Task inputs
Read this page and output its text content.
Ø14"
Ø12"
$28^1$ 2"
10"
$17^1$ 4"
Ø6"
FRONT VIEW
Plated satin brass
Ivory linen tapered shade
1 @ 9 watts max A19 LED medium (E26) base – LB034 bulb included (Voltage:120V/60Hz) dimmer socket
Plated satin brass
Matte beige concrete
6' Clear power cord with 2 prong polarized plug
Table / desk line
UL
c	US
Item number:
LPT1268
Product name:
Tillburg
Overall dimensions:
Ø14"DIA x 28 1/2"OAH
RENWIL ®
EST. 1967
---
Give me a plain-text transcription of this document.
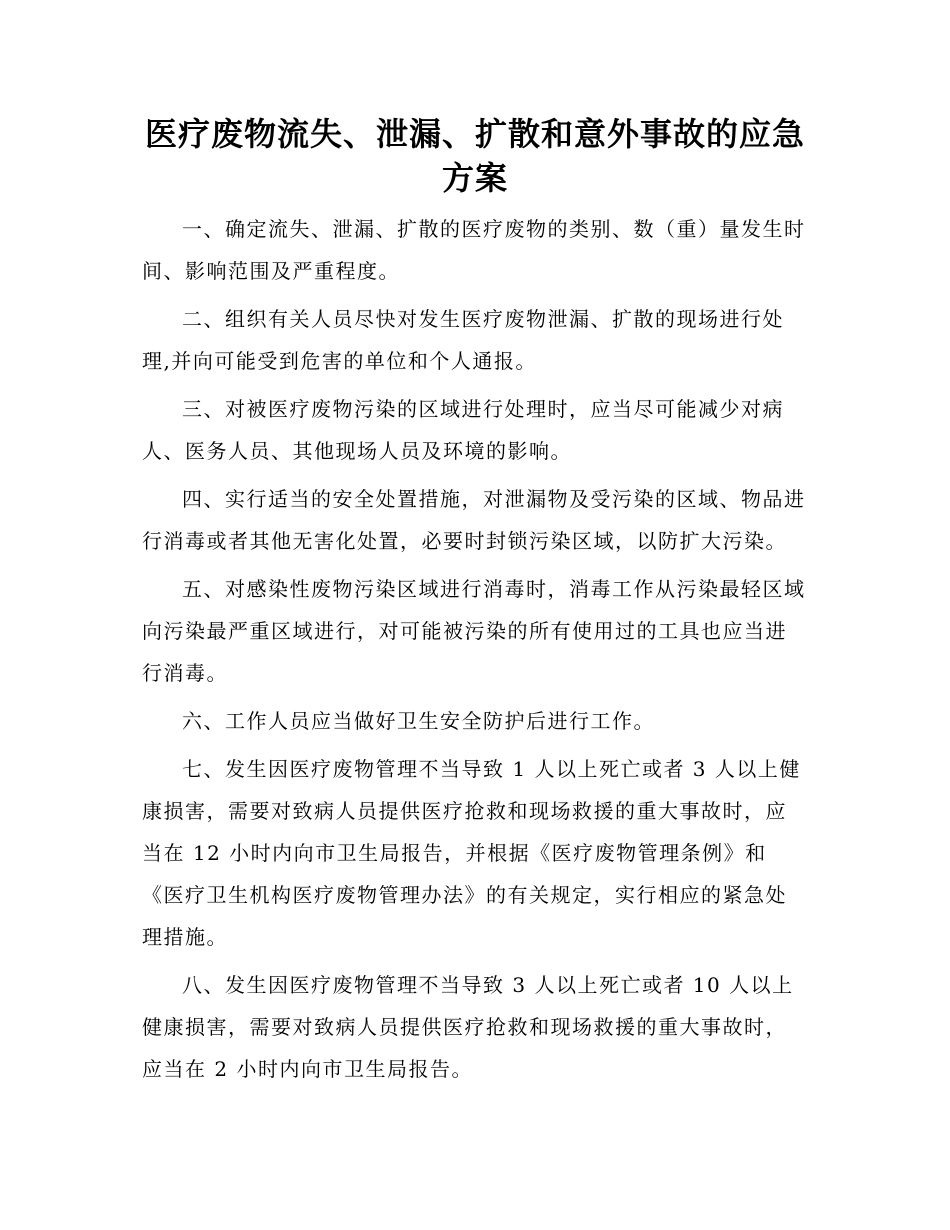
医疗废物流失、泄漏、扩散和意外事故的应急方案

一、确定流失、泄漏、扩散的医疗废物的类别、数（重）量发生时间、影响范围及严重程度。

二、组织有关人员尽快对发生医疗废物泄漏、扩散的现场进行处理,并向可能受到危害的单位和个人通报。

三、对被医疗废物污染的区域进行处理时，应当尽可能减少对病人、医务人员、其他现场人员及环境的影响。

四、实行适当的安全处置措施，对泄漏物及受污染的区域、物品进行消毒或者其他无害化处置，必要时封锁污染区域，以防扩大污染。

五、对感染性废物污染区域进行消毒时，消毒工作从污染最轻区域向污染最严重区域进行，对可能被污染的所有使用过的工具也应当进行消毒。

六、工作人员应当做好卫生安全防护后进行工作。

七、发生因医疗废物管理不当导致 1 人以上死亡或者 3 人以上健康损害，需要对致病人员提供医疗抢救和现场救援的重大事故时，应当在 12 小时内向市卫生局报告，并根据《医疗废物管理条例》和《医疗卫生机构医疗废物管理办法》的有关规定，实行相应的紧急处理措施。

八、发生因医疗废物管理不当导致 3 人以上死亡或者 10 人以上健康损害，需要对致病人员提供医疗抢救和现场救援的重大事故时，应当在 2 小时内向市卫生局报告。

Challenge
Determine how many lines of the listing above include the word "发生因医疗废物管理不当导致", and report that number only.

Expected answer
2